#### Extracted text
[Start of section]
But we now have the opposite problem, young people actively seeking diagnoses to excuse bad behavior. They aren't jerks or insensitive or rude when they don't consider your needs, they have autism, and others should make accommodation for them, or at a minimum, cut them an enormous amount of slack.
Whoever gets in first has power. It's like whichever partner gets to the courthouse first gets to take out the restraining order on the other. A lie goes halfway around the world before truth can get its boots on.
There ain't no justice, eh?
5 comments:
About using personal issues to excuse bad behavior:
1. I have Asperger's myself. And using that as an excuse... Is the self-justification attempt really worth it? Especially since...
[End of section]
#### Records shown
[Start of section]
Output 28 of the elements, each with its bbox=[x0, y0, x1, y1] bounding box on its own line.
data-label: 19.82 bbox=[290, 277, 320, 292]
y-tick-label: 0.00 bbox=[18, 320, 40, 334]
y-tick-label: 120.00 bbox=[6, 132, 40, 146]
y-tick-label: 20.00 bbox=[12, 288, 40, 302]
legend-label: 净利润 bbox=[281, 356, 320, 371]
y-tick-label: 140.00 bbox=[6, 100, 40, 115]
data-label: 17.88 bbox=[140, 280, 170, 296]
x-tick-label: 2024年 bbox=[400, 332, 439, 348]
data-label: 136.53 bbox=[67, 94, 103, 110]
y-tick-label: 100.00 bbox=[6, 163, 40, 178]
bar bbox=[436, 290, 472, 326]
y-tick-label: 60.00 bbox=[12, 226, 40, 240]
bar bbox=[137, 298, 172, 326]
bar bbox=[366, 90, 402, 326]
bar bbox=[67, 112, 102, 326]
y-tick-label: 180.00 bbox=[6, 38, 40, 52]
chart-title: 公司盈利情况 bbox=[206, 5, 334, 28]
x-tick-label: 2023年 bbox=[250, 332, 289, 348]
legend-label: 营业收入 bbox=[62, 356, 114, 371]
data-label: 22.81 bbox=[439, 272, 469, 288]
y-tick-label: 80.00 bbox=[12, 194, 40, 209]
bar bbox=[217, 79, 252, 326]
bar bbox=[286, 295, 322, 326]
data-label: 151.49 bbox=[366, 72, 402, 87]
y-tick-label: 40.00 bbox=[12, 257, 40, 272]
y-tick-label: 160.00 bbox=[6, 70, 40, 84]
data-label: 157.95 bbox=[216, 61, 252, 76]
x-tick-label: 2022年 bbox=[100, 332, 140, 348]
[End of section]
#### How to complete this task
Answer these questions about the text on diagnoses and bad behavior:
(a) According to the text, what are some young people actively seeking, and for what purpose?
(b) In the courthouse comparison, which partner gets to take out the restraining order?
(c) What condition does the first commenter say they have?

#### Response
(a) Diagnoses, to excuse bad behavior.
(b) Whichever partner gets to the courthouse first.
(c) Asperger's.